▶ [INSTRUCTION]:
Please output the lines shown below exactly as they appear.

------ RECORDS SHOWN

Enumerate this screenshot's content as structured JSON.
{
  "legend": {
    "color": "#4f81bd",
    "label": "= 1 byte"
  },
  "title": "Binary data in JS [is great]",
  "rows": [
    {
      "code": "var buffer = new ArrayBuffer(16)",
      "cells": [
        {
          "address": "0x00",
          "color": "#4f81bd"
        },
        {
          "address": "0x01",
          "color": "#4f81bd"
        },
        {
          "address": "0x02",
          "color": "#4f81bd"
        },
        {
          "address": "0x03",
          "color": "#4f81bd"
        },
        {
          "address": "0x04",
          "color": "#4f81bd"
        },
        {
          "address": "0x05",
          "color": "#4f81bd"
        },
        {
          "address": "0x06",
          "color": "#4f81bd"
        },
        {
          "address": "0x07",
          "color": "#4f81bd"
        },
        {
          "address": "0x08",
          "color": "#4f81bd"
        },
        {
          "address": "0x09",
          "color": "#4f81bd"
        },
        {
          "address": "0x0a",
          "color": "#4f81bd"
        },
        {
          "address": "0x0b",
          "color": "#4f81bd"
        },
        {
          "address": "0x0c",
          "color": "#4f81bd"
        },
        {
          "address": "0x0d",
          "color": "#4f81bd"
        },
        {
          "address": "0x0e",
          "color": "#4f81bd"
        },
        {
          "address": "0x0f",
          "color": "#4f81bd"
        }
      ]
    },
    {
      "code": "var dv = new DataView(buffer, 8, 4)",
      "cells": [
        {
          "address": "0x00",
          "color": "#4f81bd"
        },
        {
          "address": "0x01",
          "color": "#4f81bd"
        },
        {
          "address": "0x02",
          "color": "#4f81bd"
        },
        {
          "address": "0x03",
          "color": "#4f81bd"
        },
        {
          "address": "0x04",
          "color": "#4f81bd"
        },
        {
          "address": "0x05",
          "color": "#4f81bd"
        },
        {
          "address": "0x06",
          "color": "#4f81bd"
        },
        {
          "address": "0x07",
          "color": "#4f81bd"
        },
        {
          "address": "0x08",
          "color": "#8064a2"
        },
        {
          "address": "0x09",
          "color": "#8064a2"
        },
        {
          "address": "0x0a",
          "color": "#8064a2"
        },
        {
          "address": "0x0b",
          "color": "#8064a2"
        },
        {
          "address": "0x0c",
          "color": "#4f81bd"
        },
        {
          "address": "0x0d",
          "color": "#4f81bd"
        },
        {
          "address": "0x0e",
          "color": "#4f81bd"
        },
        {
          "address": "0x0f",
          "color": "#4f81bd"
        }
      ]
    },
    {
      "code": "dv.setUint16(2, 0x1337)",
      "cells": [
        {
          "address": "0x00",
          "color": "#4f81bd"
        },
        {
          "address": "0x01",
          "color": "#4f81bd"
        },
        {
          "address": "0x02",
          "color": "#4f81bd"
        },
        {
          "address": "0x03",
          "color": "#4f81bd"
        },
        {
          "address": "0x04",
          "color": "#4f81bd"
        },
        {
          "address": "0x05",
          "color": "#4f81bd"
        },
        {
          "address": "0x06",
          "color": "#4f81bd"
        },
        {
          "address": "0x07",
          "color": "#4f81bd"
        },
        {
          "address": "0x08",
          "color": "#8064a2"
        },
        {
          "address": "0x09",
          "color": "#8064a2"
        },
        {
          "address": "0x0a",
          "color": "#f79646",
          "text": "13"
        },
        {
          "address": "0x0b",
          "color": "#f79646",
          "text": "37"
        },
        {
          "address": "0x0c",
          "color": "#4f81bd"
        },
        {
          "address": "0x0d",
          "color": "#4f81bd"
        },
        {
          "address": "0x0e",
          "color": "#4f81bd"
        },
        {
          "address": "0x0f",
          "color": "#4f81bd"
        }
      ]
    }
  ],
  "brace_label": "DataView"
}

------------

▶ [EXERCISE OUTPUT]:
Enumerate this screenshot's content as structured JSON.
{
  "legend": {
    "color": "#4f81bd",
    "label": "= 1 byte"
  },
  "title": "Binary data in JS [is great]",
  "rows": [
    {
      "code": "var buffer = new ArrayBuffer(16)",
      "cells": [
        {
          "address": "0x00",
          "color": "#4f81bd"
        },
        {
          "address": "0x01",
          "color": "#4f81bd"
        },
        {
          "address": "0x02",
          "color": "#4f81bd"
        },
        {
          "address": "0x03",
          "color": "#4f81bd"
        },
        {
          "address": "0x04",
          "color": "#4f81bd"
        },
        {
          "address": "0x05",
          "color": "#4f81bd"
        },
        {
          "address": "0x06",
          "color": "#4f81bd"
        },
        {
          "address": "0x07",
          "color": "#4f81bd"
        },
        {
          "address": "0x08",
          "color": "#4f81bd"
        },
        {
          "address": "0x09",
          "color": "#4f81bd"
        },
        {
          "address": "0x0a",
          "color": "#4f81bd"
        },
        {
          "address": "0x0b",
          "color": "#4f81bd"
        },
        {
          "address": "0x0c",
          "color": "#4f81bd"
        },
        {
          "address": "0x0d",
          "color": "#4f81bd"
        },
        {
          "address": "0x0e",
          "color": "#4f81bd"
        },
        {
          "address": "0x0f",
          "color": "#4f81bd"
        }
      ]
    },
    {
      "code": "var dv = new DataView(buffer, 8, 4)",
      "cells": [
        {
          "address": "0x00",
          "color": "#4f81bd"
        },
        {
          "address": "0x01",
          "color": "#4f81bd"
        },
        {
          "address": "0x02",
          "color": "#4f81bd"
        },
        {
          "address": "0x03",
          "color": "#4f81bd"
        },
        {
          "address": "0x04",
          "color": "#4f81bd"
        },
        {
          "address": "0x05",
          "color": "#4f81bd"
        },
        {
          "address": "0x06",
          "color": "#4f81bd"
        },
        {
          "address": "0x07",
          "color": "#4f81bd"
        },
        {
          "address": "0x08",
          "color": "#8064a2"
        },
        {
          "address": "0x09",
          "color": "#8064a2"
        },
        {
          "address": "0x0a",
          "color": "#8064a2"
        },
        {
          "address": "0x0b",
          "color": "#8064a2"
        },
        {
          "address": "0x0c",
          "color": "#4f81bd"
        },
        {
          "address": "0x0d",
          "color": "#4f81bd"
        },
        {
          "address": "0x0e",
          "color": "#4f81bd"
        },
        {
          "address": "0x0f",
          "color": "#4f81bd"
        }
      ]
    },
    {
      "code": "dv.setUint16(2, 0x1337)",
      "cells": [
        {
          "address": "0x00",
          "color": "#4f81bd"
        },
        {
          "address": "0x01",
          "color": "#4f81bd"
        },
        {
          "address": "0x02",
          "color": "#4f81bd"
        },
        {
          "address": "0x03",
          "color": "#4f81bd"
        },
        {
          "address": "0x04",
          "color": "#4f81bd"
        },
        {
          "address": "0x05",
          "color": "#4f81bd"
        },
        {
          "address": "0x06",
          "color": "#4f81bd"
        },
        {
          "address": "0x07",
          "color": "#4f81bd"
        },
        {
          "address": "0x08",
          "color": "#8064a2"
        },
        {
          "address": "0x09",
          "color": "#8064a2"
        },
        {
          "address": "0x0a",
          "color": "#f79646",
          "text": "13"
        },
        {
          "address": "0x0b",
          "color": "#f79646",
          "text": "37"
        },
        {
          "address": "0x0c",
          "color": "#4f81bd"
        },
        {
          "address": "0x0d",
          "color": "#4f81bd"
        },
        {
          "address": "0x0e",
          "color": "#4f81bd"
        },
        {
          "address": "0x0f",
          "color": "#4f81bd"
        }
      ]
    }
  ],
  "brace_label": "DataView"
}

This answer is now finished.